### Provided material
- - -
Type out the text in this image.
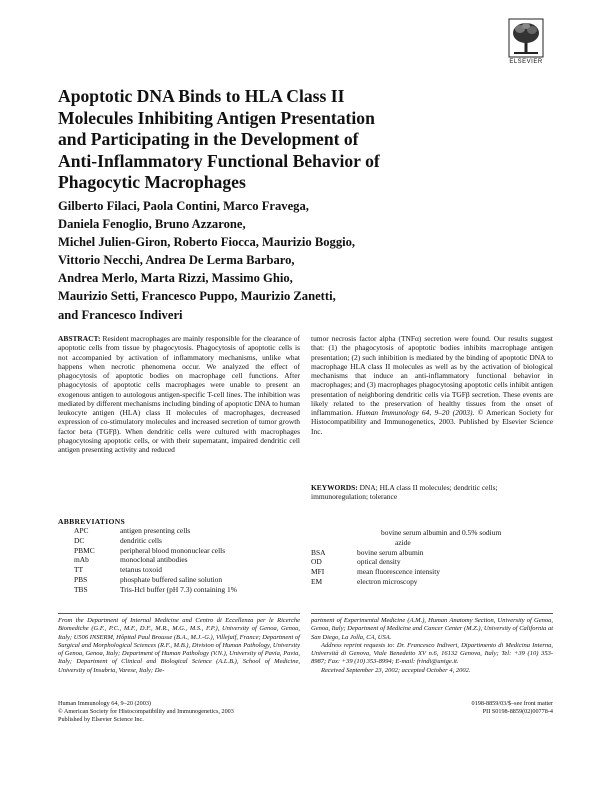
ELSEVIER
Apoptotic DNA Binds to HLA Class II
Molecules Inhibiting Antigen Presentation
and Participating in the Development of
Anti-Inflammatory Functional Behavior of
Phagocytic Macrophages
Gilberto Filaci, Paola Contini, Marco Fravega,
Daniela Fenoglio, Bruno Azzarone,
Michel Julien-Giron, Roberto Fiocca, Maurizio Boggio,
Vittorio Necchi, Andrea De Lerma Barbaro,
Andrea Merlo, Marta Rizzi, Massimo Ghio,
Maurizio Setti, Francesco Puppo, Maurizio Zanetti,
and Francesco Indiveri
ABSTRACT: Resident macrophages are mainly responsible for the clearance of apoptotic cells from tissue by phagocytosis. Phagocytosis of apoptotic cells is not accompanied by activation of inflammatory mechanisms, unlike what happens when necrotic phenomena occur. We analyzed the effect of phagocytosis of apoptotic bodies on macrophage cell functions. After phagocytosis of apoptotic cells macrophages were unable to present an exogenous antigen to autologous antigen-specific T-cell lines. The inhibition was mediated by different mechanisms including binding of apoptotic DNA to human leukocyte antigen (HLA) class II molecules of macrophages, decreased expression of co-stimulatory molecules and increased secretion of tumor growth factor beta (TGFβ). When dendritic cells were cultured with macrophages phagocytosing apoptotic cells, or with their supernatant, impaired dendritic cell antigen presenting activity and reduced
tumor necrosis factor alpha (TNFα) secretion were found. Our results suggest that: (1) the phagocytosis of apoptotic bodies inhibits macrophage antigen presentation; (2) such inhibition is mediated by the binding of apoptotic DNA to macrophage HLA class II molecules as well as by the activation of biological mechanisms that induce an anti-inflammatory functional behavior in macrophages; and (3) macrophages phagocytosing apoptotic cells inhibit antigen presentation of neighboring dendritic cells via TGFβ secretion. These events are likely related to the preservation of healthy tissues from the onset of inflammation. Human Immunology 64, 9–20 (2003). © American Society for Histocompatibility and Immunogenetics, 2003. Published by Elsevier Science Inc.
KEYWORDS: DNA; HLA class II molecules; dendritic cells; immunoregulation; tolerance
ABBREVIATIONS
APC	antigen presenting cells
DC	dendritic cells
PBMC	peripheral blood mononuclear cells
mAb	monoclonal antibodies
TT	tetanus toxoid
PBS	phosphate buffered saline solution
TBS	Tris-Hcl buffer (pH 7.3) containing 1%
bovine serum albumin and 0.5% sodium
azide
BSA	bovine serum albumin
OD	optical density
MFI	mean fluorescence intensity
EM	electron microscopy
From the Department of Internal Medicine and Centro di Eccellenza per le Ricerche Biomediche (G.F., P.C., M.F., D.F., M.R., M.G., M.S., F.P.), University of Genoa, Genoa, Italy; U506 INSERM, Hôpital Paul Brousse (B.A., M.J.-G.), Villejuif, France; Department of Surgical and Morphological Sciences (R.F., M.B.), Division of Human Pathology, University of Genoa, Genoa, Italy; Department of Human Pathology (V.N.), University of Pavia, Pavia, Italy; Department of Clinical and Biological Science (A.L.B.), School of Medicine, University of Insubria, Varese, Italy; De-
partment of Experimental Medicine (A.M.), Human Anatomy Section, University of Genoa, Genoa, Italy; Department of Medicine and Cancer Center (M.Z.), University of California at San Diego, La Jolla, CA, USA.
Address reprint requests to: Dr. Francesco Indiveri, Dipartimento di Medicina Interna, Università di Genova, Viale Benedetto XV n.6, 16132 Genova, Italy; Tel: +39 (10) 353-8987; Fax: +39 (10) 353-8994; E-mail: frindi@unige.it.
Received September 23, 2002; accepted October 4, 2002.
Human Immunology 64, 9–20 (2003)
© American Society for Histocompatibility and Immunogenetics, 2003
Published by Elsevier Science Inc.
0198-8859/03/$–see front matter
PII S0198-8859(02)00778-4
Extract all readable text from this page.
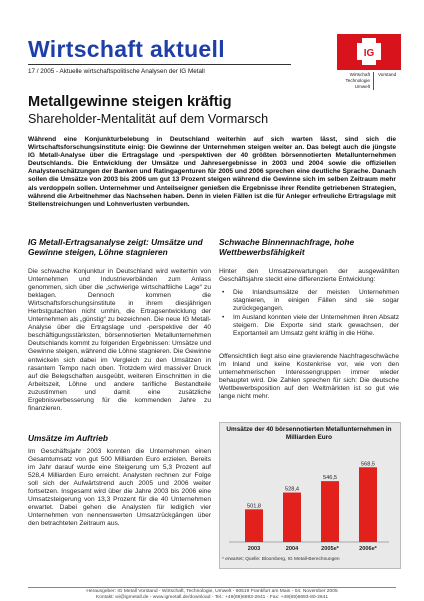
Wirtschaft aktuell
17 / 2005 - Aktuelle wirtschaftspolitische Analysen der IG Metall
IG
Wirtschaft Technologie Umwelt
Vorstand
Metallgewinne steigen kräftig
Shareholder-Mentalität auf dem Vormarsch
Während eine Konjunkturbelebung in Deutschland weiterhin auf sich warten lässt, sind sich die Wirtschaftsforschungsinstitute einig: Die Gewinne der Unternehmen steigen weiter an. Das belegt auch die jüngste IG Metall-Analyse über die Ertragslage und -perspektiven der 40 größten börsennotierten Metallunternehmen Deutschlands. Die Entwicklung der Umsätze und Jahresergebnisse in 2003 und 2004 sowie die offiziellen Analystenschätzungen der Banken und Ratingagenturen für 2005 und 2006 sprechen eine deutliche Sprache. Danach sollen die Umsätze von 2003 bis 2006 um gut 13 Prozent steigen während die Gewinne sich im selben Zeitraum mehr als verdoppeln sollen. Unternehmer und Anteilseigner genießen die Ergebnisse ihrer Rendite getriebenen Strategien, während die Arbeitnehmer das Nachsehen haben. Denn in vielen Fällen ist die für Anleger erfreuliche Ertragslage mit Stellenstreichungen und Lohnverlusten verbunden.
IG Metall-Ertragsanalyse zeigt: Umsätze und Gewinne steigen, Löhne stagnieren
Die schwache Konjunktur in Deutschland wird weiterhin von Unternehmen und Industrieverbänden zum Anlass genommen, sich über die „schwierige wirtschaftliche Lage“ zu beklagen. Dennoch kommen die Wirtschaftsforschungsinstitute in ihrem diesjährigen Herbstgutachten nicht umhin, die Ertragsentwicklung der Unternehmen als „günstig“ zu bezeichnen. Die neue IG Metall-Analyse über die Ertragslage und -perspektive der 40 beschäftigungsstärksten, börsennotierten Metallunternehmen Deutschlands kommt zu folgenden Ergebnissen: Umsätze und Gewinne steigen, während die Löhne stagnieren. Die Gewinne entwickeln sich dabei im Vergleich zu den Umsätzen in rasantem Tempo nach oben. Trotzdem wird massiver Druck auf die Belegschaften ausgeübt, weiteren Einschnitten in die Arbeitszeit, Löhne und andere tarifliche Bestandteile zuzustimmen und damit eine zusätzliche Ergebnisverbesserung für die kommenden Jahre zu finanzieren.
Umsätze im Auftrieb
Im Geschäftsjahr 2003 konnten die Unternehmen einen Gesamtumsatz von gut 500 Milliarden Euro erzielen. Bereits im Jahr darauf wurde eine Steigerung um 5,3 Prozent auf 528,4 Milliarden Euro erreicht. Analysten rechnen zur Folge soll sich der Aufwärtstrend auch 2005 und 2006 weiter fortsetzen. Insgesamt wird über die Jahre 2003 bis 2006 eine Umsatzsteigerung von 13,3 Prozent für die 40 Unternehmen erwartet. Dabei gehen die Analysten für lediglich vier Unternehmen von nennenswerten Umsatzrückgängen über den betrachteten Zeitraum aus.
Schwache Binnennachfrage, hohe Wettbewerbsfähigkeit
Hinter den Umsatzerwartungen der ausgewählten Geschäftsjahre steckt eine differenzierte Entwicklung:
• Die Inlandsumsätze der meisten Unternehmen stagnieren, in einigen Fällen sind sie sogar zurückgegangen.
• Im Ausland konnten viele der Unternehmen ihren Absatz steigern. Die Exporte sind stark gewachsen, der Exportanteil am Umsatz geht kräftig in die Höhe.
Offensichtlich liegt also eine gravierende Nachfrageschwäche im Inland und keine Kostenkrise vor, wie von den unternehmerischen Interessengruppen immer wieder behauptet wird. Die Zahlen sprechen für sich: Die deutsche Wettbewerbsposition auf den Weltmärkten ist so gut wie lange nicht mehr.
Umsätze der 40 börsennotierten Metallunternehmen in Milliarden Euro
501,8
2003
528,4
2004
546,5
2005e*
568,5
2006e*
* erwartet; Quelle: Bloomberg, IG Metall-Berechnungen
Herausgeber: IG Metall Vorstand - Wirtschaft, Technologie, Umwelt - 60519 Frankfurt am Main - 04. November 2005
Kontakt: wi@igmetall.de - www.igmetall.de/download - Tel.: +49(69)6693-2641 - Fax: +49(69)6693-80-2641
- - -
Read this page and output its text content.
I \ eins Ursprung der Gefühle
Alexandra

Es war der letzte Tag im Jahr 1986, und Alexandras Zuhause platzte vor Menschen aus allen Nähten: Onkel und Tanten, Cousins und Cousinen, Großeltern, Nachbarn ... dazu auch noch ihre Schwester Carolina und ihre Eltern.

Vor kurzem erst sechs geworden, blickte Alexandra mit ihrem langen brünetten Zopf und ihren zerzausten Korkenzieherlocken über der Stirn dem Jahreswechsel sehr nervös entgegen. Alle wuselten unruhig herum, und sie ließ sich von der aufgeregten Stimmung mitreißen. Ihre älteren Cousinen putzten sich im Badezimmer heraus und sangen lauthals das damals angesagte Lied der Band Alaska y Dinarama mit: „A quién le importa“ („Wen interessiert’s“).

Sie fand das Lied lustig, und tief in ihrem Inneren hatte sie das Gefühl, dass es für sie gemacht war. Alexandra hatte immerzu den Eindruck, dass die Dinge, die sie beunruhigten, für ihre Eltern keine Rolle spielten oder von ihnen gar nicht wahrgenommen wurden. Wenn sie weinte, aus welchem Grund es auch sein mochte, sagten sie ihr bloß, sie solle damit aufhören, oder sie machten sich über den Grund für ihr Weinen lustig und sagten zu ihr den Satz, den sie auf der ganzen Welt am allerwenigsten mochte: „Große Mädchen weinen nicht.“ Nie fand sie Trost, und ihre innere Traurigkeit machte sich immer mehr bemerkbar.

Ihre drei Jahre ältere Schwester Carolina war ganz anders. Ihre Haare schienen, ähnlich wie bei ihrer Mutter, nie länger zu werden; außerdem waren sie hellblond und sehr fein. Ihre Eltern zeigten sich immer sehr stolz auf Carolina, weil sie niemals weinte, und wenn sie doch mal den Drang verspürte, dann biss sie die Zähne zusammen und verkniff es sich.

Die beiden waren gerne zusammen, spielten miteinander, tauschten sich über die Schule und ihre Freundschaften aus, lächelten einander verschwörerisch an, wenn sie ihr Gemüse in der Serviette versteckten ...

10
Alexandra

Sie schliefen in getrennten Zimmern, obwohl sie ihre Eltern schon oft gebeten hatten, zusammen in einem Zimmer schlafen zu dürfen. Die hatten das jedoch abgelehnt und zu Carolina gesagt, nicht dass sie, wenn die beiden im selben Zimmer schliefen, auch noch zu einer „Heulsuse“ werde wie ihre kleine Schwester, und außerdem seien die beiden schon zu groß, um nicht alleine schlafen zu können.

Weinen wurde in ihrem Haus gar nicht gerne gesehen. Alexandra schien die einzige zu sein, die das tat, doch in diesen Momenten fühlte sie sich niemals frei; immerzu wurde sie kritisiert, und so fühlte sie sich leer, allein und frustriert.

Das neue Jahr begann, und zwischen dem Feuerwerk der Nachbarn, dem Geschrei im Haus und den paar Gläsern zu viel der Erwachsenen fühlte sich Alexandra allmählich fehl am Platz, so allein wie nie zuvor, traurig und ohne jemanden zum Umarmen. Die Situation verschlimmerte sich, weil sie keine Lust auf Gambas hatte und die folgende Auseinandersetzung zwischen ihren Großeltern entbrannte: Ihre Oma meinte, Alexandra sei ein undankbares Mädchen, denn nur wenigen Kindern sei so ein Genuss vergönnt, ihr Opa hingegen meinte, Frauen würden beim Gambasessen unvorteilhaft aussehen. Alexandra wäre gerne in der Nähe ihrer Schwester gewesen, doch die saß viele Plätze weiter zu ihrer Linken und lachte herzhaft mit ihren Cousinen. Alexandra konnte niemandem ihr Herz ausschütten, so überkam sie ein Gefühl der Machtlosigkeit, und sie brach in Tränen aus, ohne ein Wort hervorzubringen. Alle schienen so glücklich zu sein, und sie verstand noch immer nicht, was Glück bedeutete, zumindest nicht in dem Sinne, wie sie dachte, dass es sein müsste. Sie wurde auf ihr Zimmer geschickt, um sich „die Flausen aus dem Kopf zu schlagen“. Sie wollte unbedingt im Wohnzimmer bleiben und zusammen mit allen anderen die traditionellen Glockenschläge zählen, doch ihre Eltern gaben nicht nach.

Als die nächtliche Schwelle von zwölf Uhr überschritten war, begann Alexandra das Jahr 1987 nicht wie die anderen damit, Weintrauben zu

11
- - -
### Problem details
Show the lines from the data above that contain the string "Euro".

### Expected answer
Im Geschäftsjahr 2003 konnten die Unternehmen einen Gesamtumsatz von gut 500 Milliarden Euro erzielen. Bereits im Jahr darauf wurde eine Steigerung um 5,3 Prozent auf 528,4 Milliarden Euro erreicht. Analysten rechnen zur Folge soll sich der Aufwärtstrend auch 2005 und 2006 weiter fortsetzen. Insgesamt wird über die Jahre 2003 bis 2006 eine Umsatzsteigerung von 13,3 Prozent für die 40 Unternehmen erwartet. Dabei gehen die Analysten für lediglich vier Unternehmen von nennenswerten Umsatzrückgängen über den betrachteten Zeitraum aus.
Umsätze der 40 börsennotierten Metallunternehmen in Milliarden Euro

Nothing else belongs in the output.